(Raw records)
** Start **

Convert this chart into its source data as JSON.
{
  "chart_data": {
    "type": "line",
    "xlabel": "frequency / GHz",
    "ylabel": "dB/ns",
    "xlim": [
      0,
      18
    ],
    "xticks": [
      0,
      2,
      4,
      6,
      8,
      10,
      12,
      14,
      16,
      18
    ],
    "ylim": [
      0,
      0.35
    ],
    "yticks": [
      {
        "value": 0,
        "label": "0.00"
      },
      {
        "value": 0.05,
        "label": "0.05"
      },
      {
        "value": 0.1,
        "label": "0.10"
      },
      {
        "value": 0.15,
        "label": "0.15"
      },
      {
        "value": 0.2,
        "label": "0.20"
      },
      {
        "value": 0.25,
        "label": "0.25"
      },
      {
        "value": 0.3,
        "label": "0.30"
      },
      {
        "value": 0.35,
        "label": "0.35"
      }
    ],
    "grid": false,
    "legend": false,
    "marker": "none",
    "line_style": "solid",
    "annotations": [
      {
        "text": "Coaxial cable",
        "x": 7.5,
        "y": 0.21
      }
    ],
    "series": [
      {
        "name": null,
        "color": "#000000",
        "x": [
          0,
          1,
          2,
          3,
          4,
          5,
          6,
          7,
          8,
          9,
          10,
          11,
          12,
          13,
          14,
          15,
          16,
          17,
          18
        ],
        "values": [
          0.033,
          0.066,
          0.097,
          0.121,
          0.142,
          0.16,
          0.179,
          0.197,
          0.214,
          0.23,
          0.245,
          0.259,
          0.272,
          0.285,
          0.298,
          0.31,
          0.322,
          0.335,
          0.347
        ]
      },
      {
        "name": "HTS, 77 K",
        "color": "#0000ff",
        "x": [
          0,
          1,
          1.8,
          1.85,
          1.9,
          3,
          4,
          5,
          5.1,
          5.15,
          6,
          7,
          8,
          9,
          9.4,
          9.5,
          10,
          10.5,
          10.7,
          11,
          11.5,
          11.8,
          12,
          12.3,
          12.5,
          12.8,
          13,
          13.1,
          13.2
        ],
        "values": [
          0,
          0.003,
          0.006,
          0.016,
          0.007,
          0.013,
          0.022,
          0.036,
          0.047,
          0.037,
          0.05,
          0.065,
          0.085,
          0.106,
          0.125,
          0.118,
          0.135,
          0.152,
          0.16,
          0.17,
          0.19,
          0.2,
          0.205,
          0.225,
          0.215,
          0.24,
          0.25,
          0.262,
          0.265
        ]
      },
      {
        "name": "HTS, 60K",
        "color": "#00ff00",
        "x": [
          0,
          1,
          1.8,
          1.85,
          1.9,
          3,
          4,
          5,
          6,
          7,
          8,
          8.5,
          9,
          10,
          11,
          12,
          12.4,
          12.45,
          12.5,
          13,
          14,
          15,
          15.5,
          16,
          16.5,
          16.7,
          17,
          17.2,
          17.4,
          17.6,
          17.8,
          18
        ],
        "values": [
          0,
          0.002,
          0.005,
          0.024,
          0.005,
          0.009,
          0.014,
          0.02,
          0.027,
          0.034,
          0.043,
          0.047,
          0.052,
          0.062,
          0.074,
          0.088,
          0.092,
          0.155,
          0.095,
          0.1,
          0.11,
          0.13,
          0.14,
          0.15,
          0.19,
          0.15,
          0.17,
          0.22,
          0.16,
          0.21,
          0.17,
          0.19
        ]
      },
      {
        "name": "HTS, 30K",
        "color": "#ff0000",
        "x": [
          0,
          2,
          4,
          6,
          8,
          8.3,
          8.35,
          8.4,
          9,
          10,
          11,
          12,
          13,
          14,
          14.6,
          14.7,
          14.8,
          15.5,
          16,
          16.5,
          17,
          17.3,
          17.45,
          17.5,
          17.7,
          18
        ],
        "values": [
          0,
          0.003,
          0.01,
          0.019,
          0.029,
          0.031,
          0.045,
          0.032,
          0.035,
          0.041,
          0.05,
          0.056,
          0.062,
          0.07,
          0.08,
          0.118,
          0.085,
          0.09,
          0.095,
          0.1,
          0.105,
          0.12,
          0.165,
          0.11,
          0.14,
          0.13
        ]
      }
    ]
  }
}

** End **

Your task: Every line in the data above that contains "color" needs to be copied.

Exercise result:
        "color": "#000000",
        "color": "#0000ff",
        "color": "#00ff00",
        "color": "#ff0000",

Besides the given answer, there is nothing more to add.